= The problem =
Output every line below without omitting or altering anything.

--------

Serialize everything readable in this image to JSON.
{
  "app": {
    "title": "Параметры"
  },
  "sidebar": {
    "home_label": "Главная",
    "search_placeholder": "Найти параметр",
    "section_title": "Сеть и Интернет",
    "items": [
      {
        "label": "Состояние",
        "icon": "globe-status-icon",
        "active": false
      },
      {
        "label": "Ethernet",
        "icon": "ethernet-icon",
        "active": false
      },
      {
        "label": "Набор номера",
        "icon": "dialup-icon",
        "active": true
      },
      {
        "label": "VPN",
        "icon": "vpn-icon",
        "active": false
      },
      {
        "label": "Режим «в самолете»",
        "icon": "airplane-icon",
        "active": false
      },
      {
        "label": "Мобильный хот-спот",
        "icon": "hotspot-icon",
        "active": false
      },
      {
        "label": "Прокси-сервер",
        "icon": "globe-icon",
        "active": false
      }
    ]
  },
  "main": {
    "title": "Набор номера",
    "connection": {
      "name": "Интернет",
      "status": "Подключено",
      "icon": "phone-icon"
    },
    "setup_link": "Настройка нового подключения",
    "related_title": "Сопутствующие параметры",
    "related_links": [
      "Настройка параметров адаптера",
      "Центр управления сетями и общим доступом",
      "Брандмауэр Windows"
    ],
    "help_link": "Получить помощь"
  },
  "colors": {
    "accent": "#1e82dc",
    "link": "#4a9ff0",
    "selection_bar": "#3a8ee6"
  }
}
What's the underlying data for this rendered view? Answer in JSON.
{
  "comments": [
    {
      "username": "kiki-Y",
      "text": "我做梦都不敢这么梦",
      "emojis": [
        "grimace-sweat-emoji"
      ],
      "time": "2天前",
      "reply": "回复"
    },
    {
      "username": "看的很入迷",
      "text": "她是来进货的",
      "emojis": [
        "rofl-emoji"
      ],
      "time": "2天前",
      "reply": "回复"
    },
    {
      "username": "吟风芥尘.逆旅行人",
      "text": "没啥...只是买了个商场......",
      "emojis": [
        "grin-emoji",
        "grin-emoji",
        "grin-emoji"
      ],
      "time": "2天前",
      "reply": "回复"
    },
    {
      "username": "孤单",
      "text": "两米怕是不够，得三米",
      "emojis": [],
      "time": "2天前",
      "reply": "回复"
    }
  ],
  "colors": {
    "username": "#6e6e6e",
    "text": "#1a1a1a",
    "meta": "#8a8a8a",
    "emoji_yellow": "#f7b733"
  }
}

--------

= Finished exercise =
Serialize everything readable in this image to JSON.
{
  "app": {
    "title": "Параметры"
  },
  "sidebar": {
    "home_label": "Главная",
    "search_placeholder": "Найти параметр",
    "section_title": "Сеть и Интернет",
    "items": [
      {
        "label": "Состояние",
        "icon": "globe-status-icon",
        "active": false
      },
      {
        "label": "Ethernet",
        "icon": "ethernet-icon",
        "active": false
      },
      {
        "label": "Набор номера",
        "icon": "dialup-icon",
        "active": true
      },
      {
        "label": "VPN",
        "icon": "vpn-icon",
        "active": false
      },
      {
        "label": "Режим «в самолете»",
        "icon": "airplane-icon",
        "active": false
      },
      {
        "label": "Мобильный хот-спот",
        "icon": "hotspot-icon",
        "active": false
      },
      {
        "label": "Прокси-сервер",
        "icon": "globe-icon",
        "active": false
      }
    ]
  },
  "main": {
    "title": "Набор номера",
    "connection": {
      "name": "Интернет",
      "status": "Подключено",
      "icon": "phone-icon"
    },
    "setup_link": "Настройка нового подключения",
    "related_title": "Сопутствующие параметры",
    "related_links": [
      "Настройка параметров адаптера",
      "Центр управления сетями и общим доступом",
      "Брандмауэр Windows"
    ],
    "help_link": "Получить помощь"
  },
  "colors": {
    "accent": "#1e82dc",
    "link": "#4a9ff0",
    "selection_bar": "#3a8ee6"
  }
}
What's the underlying data for this rendered view? Answer in JSON.
{
  "comments": [
    {
      "username": "kiki-Y",
      "text": "我做梦都不敢这么梦",
      "emojis": [
        "grimace-sweat-emoji"
      ],
      "time": "2天前",
      "reply": "回复"
    },
    {
      "username": "看的很入迷",
      "text": "她是来进货的",
      "emojis": [
        "rofl-emoji"
      ],
      "time": "2天前",
      "reply": "回复"
    },
    {
      "username": "吟风芥尘.逆旅行人",
      "text": "没啥...只是买了个商场......",
      "emojis": [
        "grin-emoji",
        "grin-emoji",
        "grin-emoji"
      ],
      "time": "2天前",
      "reply": "回复"
    },
    {
      "username": "孤单",
      "text": "两米怕是不够，得三米",
      "emojis": [],
      "time": "2天前",
      "reply": "回复"
    }
  ],
  "colors": {
    "username": "#6e6e6e",
    "text": "#1a1a1a",
    "meta": "#8a8a8a",
    "emoji_yellow": "#f7b733"
  }
}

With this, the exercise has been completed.